§ Aim of the task
Go through each line of the records below and count those with the word "Invite". Give only the count.

########

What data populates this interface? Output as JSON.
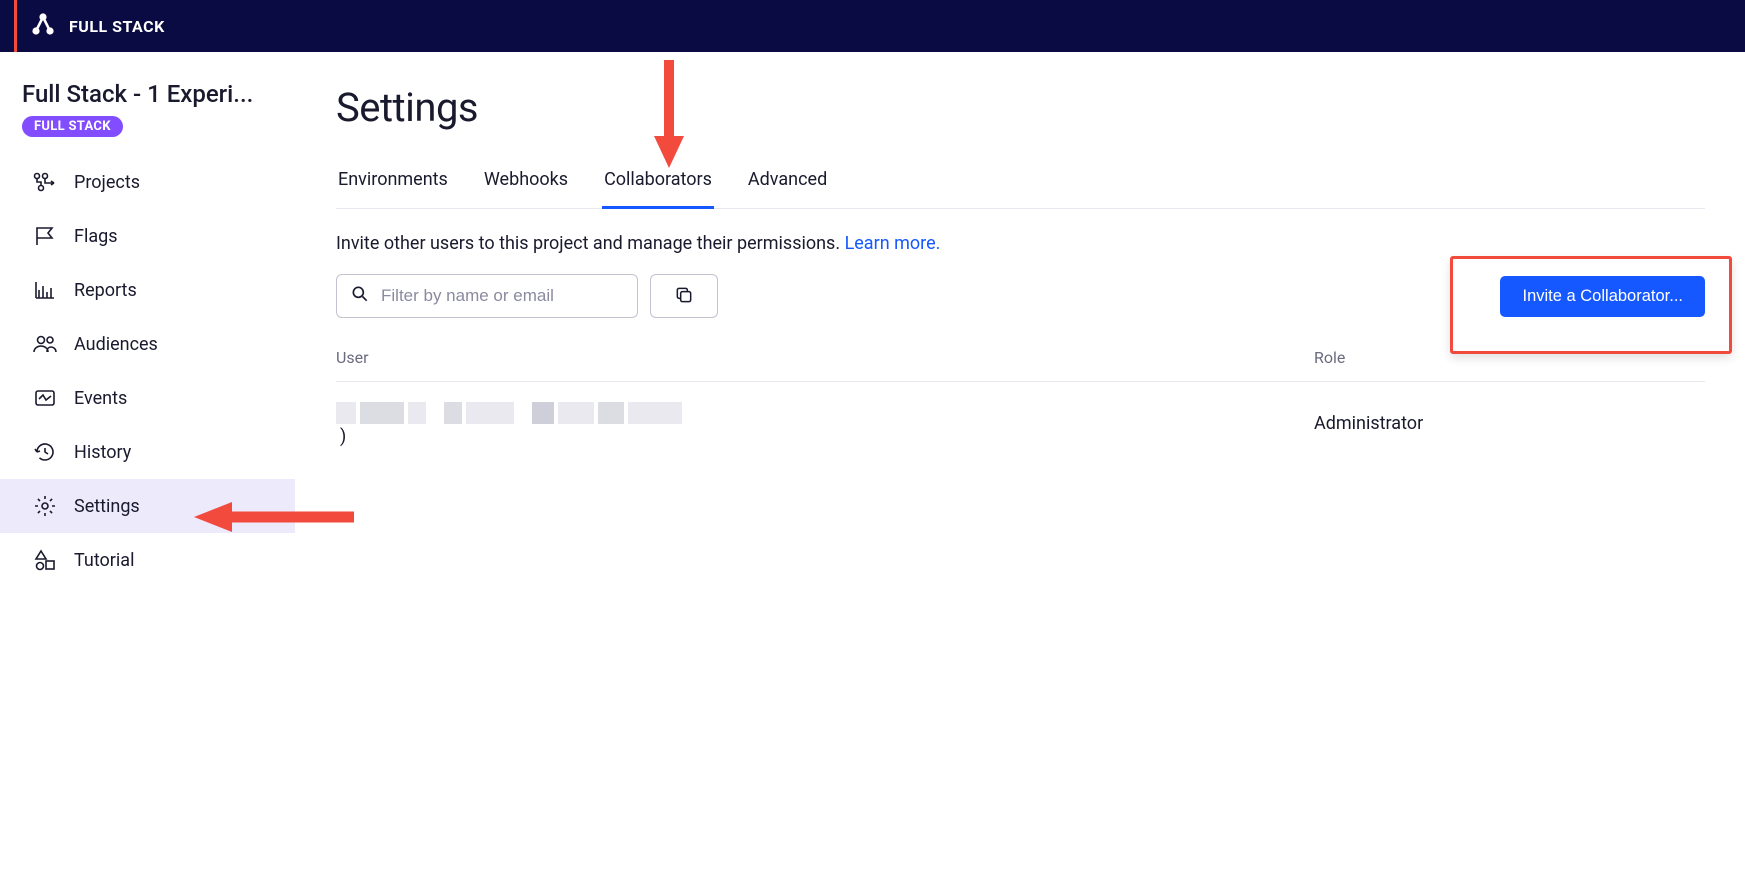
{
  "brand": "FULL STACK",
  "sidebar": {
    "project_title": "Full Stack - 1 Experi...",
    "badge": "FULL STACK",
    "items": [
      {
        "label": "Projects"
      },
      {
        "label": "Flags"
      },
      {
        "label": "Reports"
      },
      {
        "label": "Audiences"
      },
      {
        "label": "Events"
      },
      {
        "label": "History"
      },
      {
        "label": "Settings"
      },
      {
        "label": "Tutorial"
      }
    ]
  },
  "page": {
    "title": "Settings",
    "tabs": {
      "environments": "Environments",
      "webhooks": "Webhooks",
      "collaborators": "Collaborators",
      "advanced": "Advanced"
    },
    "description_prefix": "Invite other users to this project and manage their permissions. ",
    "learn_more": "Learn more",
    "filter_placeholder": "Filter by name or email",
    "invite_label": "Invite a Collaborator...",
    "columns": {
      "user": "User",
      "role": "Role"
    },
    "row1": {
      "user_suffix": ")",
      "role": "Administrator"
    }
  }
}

########

§ Result
2